(Recorded data)
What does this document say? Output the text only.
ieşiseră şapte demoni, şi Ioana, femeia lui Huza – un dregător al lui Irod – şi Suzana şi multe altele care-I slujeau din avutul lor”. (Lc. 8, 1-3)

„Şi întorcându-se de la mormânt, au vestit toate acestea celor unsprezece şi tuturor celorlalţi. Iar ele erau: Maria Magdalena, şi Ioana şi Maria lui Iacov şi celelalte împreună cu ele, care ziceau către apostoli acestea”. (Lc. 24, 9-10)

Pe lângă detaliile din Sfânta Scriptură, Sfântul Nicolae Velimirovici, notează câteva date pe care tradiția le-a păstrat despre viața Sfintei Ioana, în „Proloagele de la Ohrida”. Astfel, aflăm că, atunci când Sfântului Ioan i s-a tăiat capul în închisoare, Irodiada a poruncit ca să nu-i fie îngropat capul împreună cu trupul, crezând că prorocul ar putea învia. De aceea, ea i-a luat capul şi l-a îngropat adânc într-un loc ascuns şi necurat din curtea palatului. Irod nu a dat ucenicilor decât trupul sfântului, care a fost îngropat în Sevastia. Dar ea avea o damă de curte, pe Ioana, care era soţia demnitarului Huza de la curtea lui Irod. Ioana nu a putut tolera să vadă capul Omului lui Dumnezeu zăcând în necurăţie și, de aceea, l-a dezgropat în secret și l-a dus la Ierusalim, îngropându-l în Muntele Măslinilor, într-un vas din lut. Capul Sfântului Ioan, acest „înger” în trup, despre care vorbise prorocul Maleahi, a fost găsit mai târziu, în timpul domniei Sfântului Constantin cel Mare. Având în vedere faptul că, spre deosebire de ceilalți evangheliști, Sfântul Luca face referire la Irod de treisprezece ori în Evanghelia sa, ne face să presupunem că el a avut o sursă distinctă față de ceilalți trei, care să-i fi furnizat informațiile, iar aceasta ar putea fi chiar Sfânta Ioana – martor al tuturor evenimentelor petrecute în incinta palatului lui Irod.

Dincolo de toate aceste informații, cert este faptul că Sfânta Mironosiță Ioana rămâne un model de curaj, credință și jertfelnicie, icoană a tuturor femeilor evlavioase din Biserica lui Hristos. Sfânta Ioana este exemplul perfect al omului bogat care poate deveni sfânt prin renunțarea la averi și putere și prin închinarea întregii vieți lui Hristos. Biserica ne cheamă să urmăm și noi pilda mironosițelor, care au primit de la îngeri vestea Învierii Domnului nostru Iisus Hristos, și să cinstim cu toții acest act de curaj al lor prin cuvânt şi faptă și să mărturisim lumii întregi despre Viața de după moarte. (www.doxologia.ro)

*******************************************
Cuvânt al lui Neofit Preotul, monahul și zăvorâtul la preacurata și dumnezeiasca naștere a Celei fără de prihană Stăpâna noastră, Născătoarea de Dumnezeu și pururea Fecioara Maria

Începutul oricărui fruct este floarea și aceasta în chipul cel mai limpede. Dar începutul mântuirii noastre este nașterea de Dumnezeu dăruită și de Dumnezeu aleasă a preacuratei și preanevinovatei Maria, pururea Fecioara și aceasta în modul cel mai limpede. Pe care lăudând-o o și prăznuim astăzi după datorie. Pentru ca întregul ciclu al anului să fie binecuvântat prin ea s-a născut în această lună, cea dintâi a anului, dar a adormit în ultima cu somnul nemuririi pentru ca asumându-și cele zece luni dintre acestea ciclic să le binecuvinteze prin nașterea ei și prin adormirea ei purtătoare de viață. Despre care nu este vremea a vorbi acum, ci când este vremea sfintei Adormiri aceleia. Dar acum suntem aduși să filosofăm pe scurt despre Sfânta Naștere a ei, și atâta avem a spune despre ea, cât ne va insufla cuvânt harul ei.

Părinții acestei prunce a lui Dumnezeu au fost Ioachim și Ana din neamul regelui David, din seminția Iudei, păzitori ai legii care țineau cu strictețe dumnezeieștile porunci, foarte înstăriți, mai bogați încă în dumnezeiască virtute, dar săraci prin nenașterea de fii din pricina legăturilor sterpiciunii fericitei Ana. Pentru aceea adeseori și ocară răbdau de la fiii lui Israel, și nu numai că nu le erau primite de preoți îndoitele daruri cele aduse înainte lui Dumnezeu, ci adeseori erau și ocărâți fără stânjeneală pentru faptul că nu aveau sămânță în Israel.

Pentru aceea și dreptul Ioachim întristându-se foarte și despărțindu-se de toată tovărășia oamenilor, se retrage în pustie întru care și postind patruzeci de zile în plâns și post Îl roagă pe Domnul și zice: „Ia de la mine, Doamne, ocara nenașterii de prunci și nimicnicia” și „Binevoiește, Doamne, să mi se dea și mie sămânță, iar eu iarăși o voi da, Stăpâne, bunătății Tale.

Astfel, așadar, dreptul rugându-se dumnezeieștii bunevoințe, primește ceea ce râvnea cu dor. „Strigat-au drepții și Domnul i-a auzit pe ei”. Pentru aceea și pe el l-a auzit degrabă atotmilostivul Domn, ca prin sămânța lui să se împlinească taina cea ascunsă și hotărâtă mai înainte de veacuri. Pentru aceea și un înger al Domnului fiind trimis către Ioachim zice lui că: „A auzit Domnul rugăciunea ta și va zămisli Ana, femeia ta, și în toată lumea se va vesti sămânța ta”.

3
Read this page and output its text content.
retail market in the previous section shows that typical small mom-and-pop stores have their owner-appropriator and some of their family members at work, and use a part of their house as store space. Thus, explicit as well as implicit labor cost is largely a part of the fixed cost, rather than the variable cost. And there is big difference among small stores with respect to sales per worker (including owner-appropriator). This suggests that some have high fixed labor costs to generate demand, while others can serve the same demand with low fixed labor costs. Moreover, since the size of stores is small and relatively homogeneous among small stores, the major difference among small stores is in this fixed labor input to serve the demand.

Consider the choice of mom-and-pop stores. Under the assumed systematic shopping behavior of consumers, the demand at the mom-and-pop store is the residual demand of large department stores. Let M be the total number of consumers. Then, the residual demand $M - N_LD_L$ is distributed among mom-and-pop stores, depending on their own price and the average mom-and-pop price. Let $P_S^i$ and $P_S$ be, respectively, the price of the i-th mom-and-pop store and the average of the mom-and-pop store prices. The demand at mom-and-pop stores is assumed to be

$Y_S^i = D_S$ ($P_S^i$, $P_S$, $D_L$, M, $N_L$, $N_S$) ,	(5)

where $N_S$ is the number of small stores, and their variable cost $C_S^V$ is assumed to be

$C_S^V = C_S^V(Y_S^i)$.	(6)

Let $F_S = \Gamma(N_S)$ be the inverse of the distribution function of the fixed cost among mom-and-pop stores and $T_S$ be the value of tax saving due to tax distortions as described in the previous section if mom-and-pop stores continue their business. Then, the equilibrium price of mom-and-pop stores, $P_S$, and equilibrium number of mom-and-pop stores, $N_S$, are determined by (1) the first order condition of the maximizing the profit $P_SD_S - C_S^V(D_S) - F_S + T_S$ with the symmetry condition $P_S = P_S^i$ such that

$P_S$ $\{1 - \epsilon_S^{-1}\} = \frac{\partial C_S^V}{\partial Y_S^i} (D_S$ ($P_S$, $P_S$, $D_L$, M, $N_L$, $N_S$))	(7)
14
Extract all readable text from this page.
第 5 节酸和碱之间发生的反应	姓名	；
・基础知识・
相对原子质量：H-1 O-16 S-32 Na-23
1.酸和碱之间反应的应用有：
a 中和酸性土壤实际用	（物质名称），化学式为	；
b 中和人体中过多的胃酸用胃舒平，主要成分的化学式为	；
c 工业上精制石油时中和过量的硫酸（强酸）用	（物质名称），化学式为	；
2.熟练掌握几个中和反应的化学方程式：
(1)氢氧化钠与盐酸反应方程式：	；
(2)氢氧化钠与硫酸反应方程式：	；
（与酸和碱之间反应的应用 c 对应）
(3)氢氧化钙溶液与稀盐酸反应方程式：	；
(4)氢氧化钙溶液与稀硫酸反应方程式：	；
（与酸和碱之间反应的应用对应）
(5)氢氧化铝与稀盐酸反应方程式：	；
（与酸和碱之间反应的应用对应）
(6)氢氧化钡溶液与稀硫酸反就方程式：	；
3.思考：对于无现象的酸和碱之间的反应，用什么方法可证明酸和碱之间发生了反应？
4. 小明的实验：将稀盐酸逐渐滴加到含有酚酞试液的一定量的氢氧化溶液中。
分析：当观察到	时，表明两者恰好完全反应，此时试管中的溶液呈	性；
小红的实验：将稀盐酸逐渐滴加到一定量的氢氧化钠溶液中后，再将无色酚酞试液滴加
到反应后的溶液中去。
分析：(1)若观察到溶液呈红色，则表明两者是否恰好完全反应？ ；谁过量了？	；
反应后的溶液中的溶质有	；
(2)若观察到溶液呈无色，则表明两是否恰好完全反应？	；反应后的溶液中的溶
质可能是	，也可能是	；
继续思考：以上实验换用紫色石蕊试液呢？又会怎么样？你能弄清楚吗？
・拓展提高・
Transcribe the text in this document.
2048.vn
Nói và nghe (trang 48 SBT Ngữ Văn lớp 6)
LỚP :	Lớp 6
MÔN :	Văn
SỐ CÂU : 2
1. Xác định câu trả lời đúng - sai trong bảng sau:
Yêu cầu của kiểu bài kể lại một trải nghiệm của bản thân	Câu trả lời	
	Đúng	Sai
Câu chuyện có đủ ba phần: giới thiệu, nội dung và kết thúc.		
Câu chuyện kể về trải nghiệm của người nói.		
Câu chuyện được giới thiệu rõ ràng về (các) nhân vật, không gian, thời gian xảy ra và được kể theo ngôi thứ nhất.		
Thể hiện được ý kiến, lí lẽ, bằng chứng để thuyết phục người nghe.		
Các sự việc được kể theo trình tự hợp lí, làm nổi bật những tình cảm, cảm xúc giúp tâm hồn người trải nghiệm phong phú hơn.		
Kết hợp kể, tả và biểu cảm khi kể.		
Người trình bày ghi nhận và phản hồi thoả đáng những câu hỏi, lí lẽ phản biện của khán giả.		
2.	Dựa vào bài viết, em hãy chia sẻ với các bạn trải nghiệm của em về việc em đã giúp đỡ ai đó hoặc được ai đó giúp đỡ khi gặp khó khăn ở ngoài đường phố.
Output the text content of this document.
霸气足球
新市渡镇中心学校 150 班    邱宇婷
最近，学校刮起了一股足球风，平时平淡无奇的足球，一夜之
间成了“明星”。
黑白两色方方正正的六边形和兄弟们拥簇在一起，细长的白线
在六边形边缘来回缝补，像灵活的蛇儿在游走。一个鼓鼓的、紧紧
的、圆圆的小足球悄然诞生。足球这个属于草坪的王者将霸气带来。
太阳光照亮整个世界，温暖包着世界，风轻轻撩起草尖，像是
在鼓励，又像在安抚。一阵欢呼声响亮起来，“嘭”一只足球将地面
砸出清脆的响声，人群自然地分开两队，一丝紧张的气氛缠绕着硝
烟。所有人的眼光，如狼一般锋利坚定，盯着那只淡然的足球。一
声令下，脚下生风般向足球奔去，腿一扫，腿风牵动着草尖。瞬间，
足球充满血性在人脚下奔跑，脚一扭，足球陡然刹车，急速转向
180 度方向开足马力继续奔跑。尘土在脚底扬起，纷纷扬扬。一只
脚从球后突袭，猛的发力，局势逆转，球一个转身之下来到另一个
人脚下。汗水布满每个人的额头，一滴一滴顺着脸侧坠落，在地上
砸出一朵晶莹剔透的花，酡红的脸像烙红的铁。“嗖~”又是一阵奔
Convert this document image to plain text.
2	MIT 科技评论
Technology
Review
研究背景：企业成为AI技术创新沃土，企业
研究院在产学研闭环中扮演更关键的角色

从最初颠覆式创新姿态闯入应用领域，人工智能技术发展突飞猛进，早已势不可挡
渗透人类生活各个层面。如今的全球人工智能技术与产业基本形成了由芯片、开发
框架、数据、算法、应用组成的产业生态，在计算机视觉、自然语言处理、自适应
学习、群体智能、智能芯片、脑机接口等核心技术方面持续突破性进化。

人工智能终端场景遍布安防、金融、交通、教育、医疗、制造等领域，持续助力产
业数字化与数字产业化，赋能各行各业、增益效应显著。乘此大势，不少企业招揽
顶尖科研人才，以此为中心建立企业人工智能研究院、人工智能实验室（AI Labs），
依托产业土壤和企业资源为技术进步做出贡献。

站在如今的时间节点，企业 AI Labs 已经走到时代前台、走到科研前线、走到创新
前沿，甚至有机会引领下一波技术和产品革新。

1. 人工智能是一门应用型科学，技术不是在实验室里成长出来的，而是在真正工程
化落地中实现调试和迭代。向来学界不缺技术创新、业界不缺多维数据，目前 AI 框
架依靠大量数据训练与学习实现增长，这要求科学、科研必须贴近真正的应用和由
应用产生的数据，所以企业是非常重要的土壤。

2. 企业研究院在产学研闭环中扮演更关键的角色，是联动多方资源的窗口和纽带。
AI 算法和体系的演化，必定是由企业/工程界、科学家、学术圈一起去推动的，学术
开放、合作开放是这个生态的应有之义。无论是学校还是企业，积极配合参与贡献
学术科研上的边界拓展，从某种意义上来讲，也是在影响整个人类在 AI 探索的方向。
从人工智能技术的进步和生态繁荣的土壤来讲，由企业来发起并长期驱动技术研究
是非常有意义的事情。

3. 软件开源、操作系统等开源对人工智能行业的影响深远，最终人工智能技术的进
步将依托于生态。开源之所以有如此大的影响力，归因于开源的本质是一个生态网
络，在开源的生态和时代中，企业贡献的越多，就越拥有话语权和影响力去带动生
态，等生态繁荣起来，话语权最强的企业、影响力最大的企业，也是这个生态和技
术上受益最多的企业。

*REQUIRED TASK*. Scan the material above for the string "những" and return the lines that hold it.

*TASK SOLUTION*.
Các sự việc được kể theo trình tự hợp lí, làm nổi bật những tình cảm, cảm xúc giúp tâm hồn người trải nghiệm phong phú hơn.		
Người trình bày ghi nhận và phản hồi thoả đáng những câu hỏi, lí lẽ phản biện của khán giả.		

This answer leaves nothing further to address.